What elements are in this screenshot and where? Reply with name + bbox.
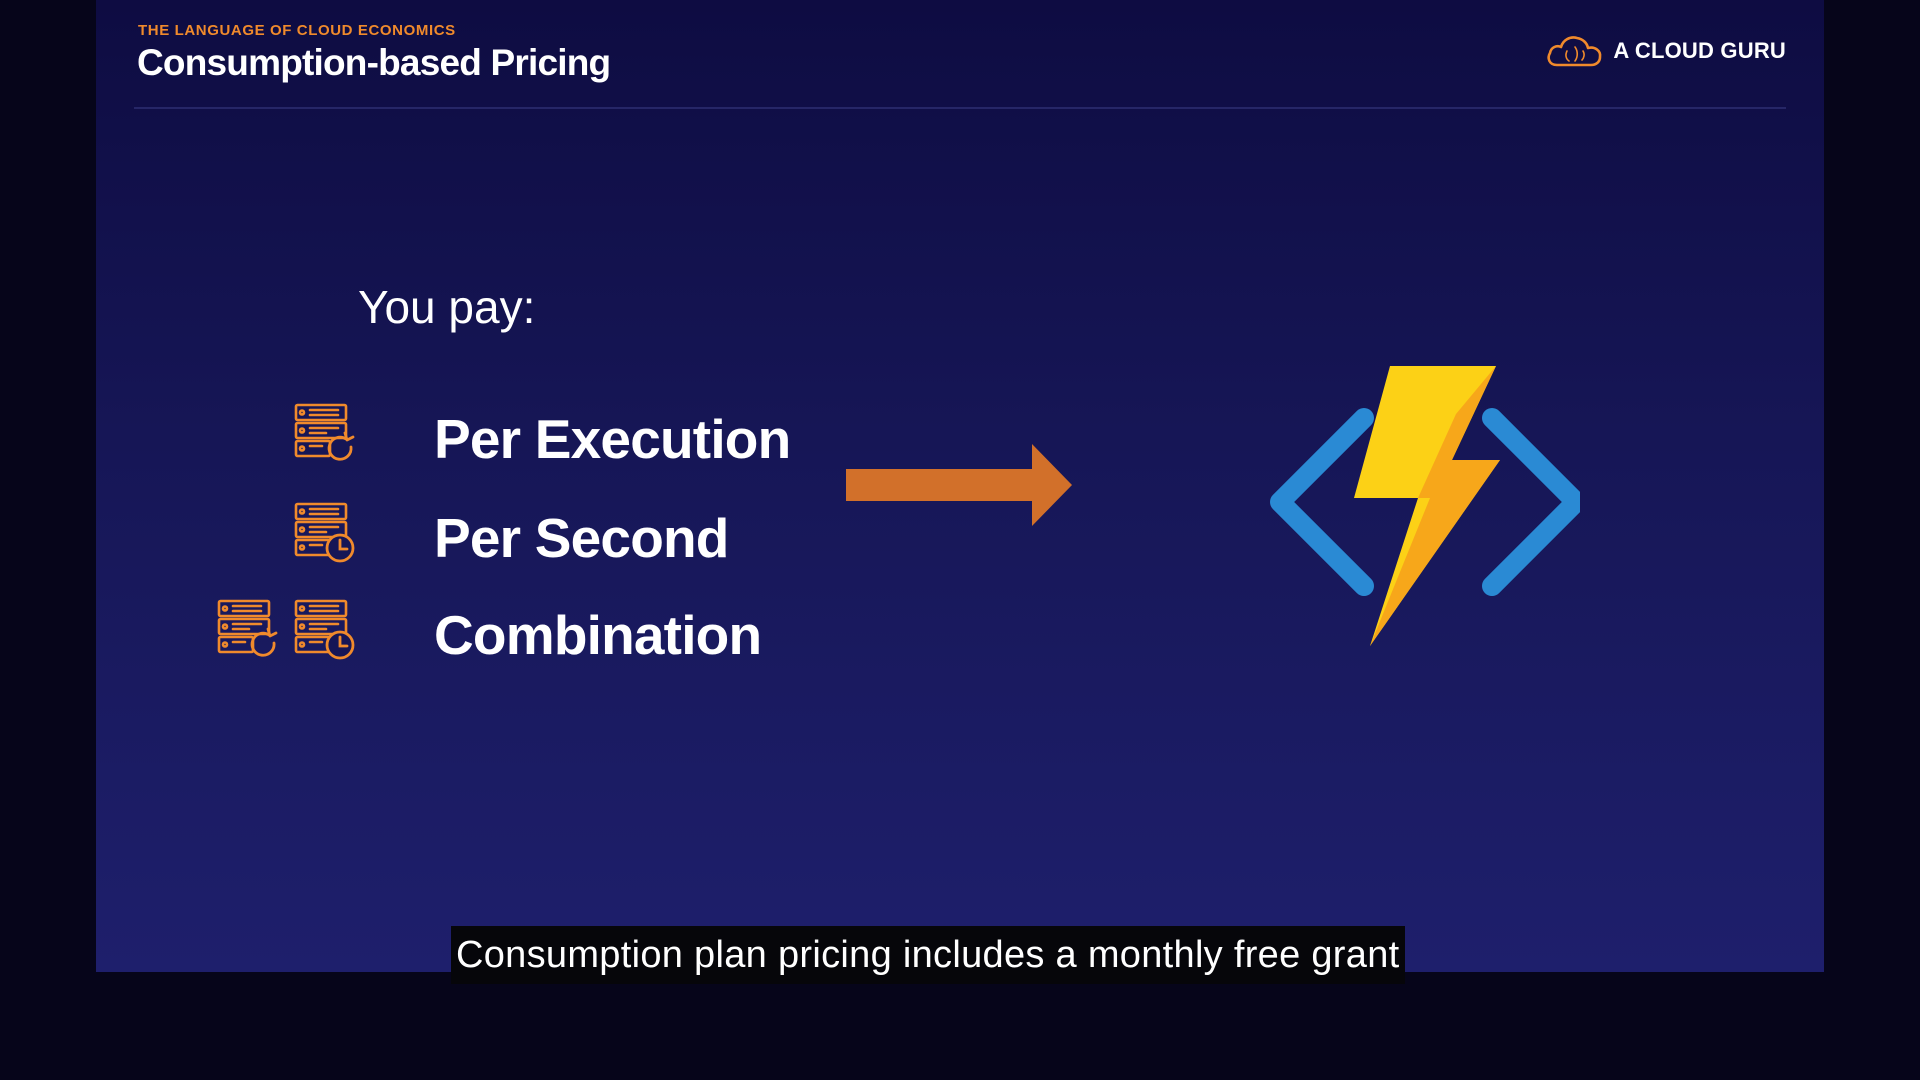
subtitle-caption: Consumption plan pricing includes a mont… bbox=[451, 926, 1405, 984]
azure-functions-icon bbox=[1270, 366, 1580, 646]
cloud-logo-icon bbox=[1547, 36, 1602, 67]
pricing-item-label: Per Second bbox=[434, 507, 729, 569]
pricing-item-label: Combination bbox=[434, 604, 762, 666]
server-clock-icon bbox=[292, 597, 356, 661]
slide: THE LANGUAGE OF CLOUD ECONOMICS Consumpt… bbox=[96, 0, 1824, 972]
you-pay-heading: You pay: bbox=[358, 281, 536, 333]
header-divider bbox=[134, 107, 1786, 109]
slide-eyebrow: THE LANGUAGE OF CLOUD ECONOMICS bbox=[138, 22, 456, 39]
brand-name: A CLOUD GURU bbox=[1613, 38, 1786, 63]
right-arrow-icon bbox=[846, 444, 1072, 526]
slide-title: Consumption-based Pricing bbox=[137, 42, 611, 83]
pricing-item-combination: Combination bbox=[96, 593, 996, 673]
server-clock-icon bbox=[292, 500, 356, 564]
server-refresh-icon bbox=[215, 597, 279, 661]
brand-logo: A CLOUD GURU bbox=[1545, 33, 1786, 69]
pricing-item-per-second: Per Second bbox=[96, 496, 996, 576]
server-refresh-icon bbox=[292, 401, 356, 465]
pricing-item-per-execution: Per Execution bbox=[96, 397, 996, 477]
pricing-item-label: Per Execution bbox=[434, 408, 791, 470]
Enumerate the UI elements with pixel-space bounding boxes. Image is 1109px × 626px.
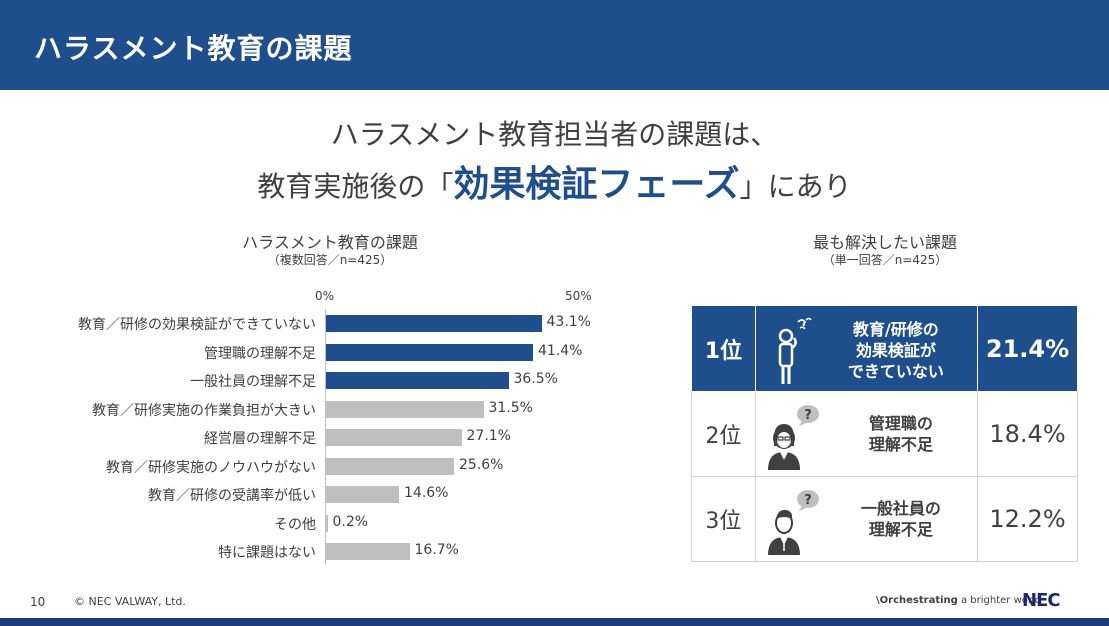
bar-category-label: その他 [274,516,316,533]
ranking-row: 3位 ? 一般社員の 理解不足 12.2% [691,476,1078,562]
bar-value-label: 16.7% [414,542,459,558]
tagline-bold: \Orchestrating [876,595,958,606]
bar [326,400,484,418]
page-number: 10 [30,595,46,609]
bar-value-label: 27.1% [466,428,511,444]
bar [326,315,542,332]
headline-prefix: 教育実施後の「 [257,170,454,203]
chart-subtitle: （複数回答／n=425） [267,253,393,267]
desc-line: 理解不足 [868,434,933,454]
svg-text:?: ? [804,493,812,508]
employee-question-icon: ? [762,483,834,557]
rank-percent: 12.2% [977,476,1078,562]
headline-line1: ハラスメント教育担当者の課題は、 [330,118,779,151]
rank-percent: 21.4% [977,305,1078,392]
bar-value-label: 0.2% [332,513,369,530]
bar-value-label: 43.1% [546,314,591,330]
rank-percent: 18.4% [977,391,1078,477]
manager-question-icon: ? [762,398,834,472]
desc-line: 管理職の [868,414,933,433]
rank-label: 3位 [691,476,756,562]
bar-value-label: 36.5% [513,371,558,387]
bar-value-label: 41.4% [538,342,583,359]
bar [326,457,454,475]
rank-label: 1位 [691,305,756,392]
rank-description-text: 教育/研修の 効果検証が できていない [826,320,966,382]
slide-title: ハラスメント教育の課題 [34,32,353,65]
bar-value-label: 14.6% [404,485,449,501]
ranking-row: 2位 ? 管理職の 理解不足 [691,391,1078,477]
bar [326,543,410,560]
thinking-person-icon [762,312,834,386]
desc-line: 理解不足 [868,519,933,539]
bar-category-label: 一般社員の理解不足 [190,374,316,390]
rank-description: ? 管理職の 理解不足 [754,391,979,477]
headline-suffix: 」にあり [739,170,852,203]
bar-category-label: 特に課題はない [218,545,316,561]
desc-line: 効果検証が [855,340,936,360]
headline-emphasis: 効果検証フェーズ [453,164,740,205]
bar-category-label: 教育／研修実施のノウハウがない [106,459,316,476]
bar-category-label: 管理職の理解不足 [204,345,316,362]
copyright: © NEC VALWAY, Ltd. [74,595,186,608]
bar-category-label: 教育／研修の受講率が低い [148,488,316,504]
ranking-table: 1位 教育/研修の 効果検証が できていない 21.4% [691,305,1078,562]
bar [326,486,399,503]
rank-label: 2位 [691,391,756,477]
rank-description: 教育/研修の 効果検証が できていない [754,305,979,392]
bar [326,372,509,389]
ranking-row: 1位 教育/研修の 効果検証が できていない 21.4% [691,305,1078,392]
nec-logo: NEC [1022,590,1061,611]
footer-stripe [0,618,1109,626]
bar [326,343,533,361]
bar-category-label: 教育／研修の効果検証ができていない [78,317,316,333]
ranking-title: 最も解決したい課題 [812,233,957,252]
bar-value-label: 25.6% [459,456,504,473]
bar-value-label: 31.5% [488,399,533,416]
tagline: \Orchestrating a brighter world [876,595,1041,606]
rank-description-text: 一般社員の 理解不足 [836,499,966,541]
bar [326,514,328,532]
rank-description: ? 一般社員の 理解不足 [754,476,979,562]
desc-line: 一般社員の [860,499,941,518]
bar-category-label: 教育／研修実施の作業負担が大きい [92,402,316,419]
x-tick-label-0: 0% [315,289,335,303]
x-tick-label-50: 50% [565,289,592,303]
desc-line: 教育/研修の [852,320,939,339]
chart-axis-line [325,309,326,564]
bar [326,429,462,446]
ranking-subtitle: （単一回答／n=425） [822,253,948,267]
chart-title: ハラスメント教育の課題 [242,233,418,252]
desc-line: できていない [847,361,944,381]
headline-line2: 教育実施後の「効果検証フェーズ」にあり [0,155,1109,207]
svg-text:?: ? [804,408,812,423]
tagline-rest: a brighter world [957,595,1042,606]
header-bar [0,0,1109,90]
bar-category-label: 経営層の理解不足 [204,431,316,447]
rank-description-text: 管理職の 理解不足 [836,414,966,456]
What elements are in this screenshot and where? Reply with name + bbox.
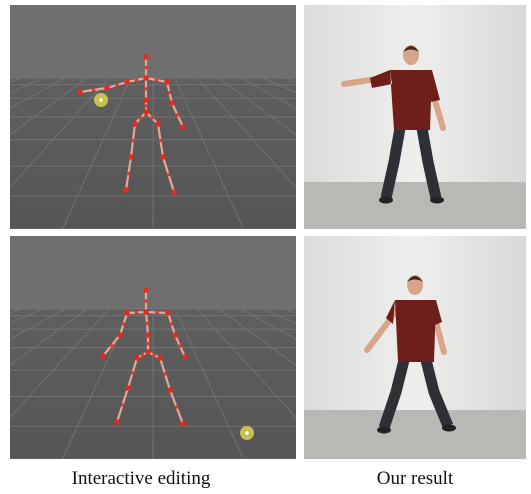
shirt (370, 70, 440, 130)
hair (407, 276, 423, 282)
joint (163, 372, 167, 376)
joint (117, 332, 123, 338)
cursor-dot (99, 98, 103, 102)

- - - -

_COSA FARE_: Aggiorna l'intero elenco sostituendo "server-clock-icon" con "server-timer-icon" e lasciando invariato tutto il resto, senza riportare le immagini nella risposta.

_SOLUZIONE_:
What elements are in this screenshot and where? Reply with name + bbox.
subtitle-caption: Consumption plan pricing includes a mont… bbox=[451, 926, 1405, 984]
azure-functions-icon bbox=[1270, 366, 1580, 646]
cloud-logo-icon bbox=[1547, 36, 1602, 67]
pricing-item-label: Per Second bbox=[434, 507, 729, 569]
pricing-item-label: Combination bbox=[434, 604, 762, 666]
server-timer-icon bbox=[292, 597, 356, 661]
slide: THE LANGUAGE OF CLOUD ECONOMICS Consumpt… bbox=[96, 0, 1824, 972]
you-pay-heading: You pay: bbox=[358, 281, 536, 333]
header-divider bbox=[134, 107, 1786, 109]
slide-eyebrow: THE LANGUAGE OF CLOUD ECONOMICS bbox=[138, 22, 456, 39]
brand-name: A CLOUD GURU bbox=[1613, 38, 1786, 63]
right-arrow-icon bbox=[846, 444, 1072, 526]
slide-title: Consumption-based Pricing bbox=[137, 42, 611, 83]
pricing-item-combination: Combination bbox=[96, 593, 996, 673]
server-timer-icon bbox=[292, 500, 356, 564]
server-refresh-icon bbox=[215, 597, 279, 661]
brand-logo: A CLOUD GURU bbox=[1545, 33, 1786, 69]
pricing-item-per-second: Per Second bbox=[96, 496, 996, 576]
server-refresh-icon bbox=[292, 401, 356, 465]
pricing-item-per-execution: Per Execution bbox=[96, 397, 996, 477]
pricing-item-label: Per Execution bbox=[434, 408, 791, 470]
Enumerate the UI elements with pixel-space bounding boxes. Image is 1109px × 626px.
bar-category-label: その他 [274,516,316,533]
ranking-row: 3位 ? 一般社員の 理解不足 12.2% [691,476,1078,562]
bar-value-label: 16.7% [414,542,459,558]
tagline-bold: \Orchestrating [876,595,958,606]
bar [326,400,484,418]
page-number: 10 [30,595,46,609]
bar-value-label: 27.1% [466,428,511,444]
bar [326,315,542,332]
headline-prefix: 教育実施後の「 [257,170,454,203]
chart-subtitle: （複数回答／n=425） [267,253,393,267]
desc-line: 理解不足 [868,434,933,454]
svg-text:?: ? [804,493,812,508]
employee-question-icon: ? [762,483,834,557]
rank-percent: 12.2% [977,476,1078,562]
headline-line1: ハラスメント教育担当者の課題は、 [330,118,779,151]
rank-percent: 21.4% [977,305,1078,392]
bar-value-label: 0.2% [332,513,369,530]
bar-value-label: 43.1% [546,314,591,330]
rank-percent: 18.4% [977,391,1078,477]
manager-question-icon: ? [762,398,834,472]
desc-line: 管理職の [868,414,933,433]
rank-label: 3位 [691,476,756,562]
bar-value-label: 36.5% [513,371,558,387]
bar-value-label: 41.4% [538,342,583,359]
bar [326,457,454,475]
rank-label: 1位 [691,305,756,392]
rank-description-text: 教育/研修の 効果検証が できていない [826,320,966,382]
slide-title: ハラスメント教育の課題 [34,32,353,65]
bar-value-label: 14.6% [404,485,449,501]
ranking-row: 2位 ? 管理職の 理解不足 [691,391,1078,477]
bar [326,543,410,560]
thinking-person-icon [762,312,834,386]
desc-line: 理解不足 [868,519,933,539]
bar-category-label: 一般社員の理解不足 [190,374,316,390]
rank-description: ? 管理職の 理解不足 [754,391,979,477]
headline-suffix: 」にあり [739,170,852,203]
bar-category-label: 特に課題はない [218,545,316,561]
desc-line: 効果検証が [855,340,936,360]
headline-emphasis: 効果検証フェーズ [453,164,740,205]
bar-category-label: 教育／研修実施のノウハウがない [106,459,316,476]
bar-category-label: 管理職の理解不足 [204,345,316,362]
copyright: © NEC VALWAY, Ltd. [74,595,186,608]
bar-category-label: 教育／研修の受講率が低い [148,488,316,504]
ranking-table: 1位 教育/研修の 効果検証が できていない 21.4% [691,305,1078,562]
bar [326,486,399,503]
rank-label: 2位 [691,391,756,477]
rank-description: 教育/研修の 効果検証が できていない [754,305,979,392]
bar [326,372,509,389]
ranking-row: 1位 教育/研修の 効果検証が できていない 21.4% [691,305,1078,392]
nec-logo: NEC [1022,590,1061,611]
footer-stripe [0,618,1109,626]
bar [326,343,533,361]
bar-category-label: 教育／研修の効果検証ができていない [78,317,316,333]
ranking-title: 最も解決したい課題 [812,233,957,252]
bar-value-label: 25.6% [459,456,504,473]
bar-value-label: 31.5% [488,399,533,416]
tagline: \Orchestrating a brighter world [876,595,1041,606]
rank-description-text: 一般社員の 理解不足 [836,499,966,541]
bar [326,514,328,532]
rank-description: ? 一般社員の 理解不足 [754,476,979,562]
desc-line: 一般社員の [860,499,941,518]
bar-category-label: 教育／研修実施の作業負担が大きい [92,402,316,419]
x-tick-label-0: 0% [315,289,335,303]
x-tick-label-50: 50% [565,289,592,303]
desc-line: 教育/研修の [852,320,939,339]
chart-axis-line [325,309,326,564]
bar [326,429,462,446]
ranking-subtitle: （単一回答／n=425） [822,253,948,267]
chart-title: ハラスメント教育の課題 [242,233,418,252]
desc-line: できていない [847,361,944,381]
headline-line2: 教育実施後の「効果検証フェーズ」にあり [0,155,1109,207]
svg-text:?: ? [804,408,812,423]
tagline-rest: a brighter world [957,595,1042,606]
header-bar [0,0,1109,90]
bar-category-label: 経営層の理解不足 [204,431,316,447]
rank-description-text: 管理職の 理解不足 [836,414,966,456]
What elements are in this screenshot and where? Reply with name + bbox.
shirt (370, 70, 440, 130)
hair (407, 276, 423, 282)
joint (163, 372, 167, 376)
joint (117, 332, 123, 338)
cursor-dot (99, 98, 103, 102)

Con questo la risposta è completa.